■ Problem
Your task is to repeat all of the data exactly while excluding the pictures.

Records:
>> Begin
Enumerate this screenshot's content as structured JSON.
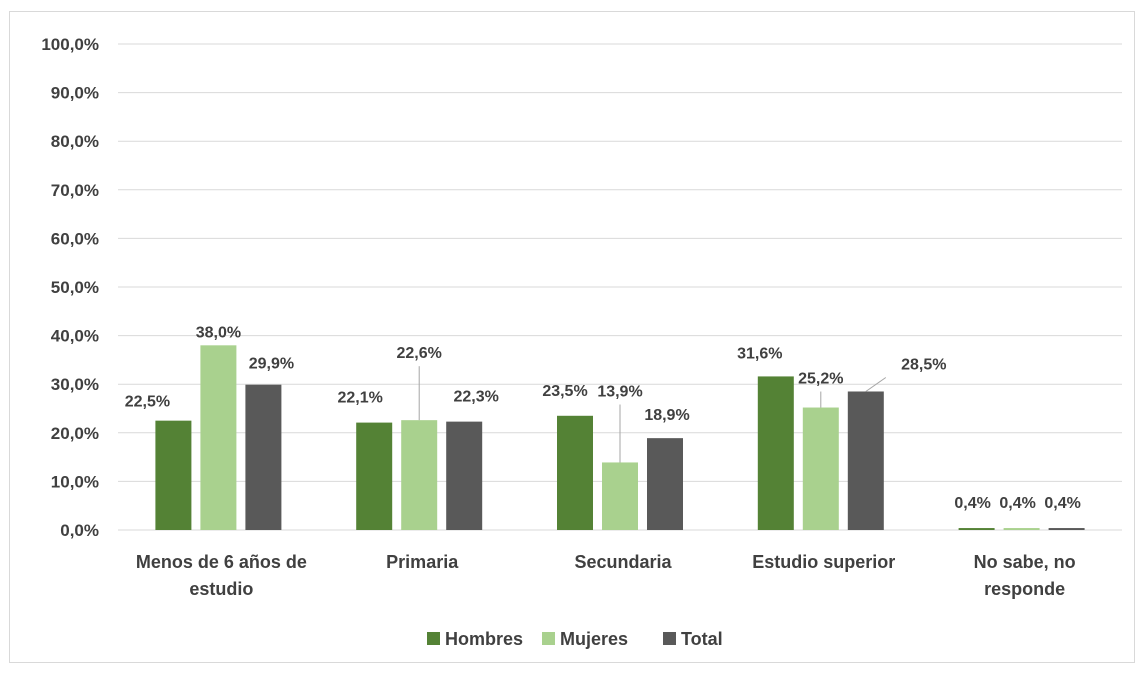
{
  "chart_data": {
    "type": "bar",
    "title": "",
    "xlabel": "",
    "ylabel": "",
    "ylim": [
      0,
      100
    ],
    "ytick_step": 10,
    "ytick_labels": [
      "0,0%",
      "10,0%",
      "20,0%",
      "30,0%",
      "40,0%",
      "50,0%",
      "60,0%",
      "70,0%",
      "80,0%",
      "90,0%",
      "100,0%"
    ],
    "grid": true,
    "legend_position": "bottom",
    "categories": [
      [
        "Menos de 6 años de",
        "estudio"
      ],
      [
        "Primaria"
      ],
      [
        "Secundaria"
      ],
      [
        "Estudio superior"
      ],
      [
        "No sabe, no",
        "responde"
      ]
    ],
    "series": [
      {
        "name": "Hombres",
        "color": "#548235",
        "values": [
          22.5,
          22.1,
          23.5,
          31.6,
          0.4
        ],
        "labels": [
          "22,5%",
          "22,1%",
          "23,5%",
          "31,6%",
          "0,4%"
        ]
      },
      {
        "name": "Mujeres",
        "color": "#a9d18e",
        "values": [
          38.0,
          22.6,
          13.9,
          25.2,
          0.4
        ],
        "labels": [
          "38,0%",
          "22,6%",
          "13,9%",
          "25,2%",
          "0,4%"
        ]
      },
      {
        "name": "Total",
        "color": "#595959",
        "values": [
          29.9,
          22.3,
          18.9,
          28.5,
          0.4
        ],
        "labels": [
          "29,9%",
          "22,3%",
          "18,9%",
          "28,5%",
          "0,4%"
        ]
      }
    ]
  }
}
>> End
■ Completed task
Enumerate this screenshot's content as structured JSON.
{
  "chart_data": {
    "type": "bar",
    "title": "",
    "xlabel": "",
    "ylabel": "",
    "ylim": [
      0,
      100
    ],
    "ytick_step": 10,
    "ytick_labels": [
      "0,0%",
      "10,0%",
      "20,0%",
      "30,0%",
      "40,0%",
      "50,0%",
      "60,0%",
      "70,0%",
      "80,0%",
      "90,0%",
      "100,0%"
    ],
    "grid": true,
    "legend_position": "bottom",
    "categories": [
      [
        "Menos de 6 años de",
        "estudio"
      ],
      [
        "Primaria"
      ],
      [
        "Secundaria"
      ],
      [
        "Estudio superior"
      ],
      [
        "No sabe, no",
        "responde"
      ]
    ],
    "series": [
      {
        "name": "Hombres",
        "color": "#548235",
        "values": [
          22.5,
          22.1,
          23.5,
          31.6,
          0.4
        ],
        "labels": [
          "22,5%",
          "22,1%",
          "23,5%",
          "31,6%",
          "0,4%"
        ]
      },
      {
        "name": "Mujeres",
        "color": "#a9d18e",
        "values": [
          38.0,
          22.6,
          13.9,
          25.2,
          0.4
        ],
        "labels": [
          "38,0%",
          "22,6%",
          "13,9%",
          "25,2%",
          "0,4%"
        ]
      },
      {
        "name": "Total",
        "color": "#595959",
        "values": [
          29.9,
          22.3,
          18.9,
          28.5,
          0.4
        ],
        "labels": [
          "29,9%",
          "22,3%",
          "18,9%",
          "28,5%",
          "0,4%"
        ]
      }
    ]
  }
}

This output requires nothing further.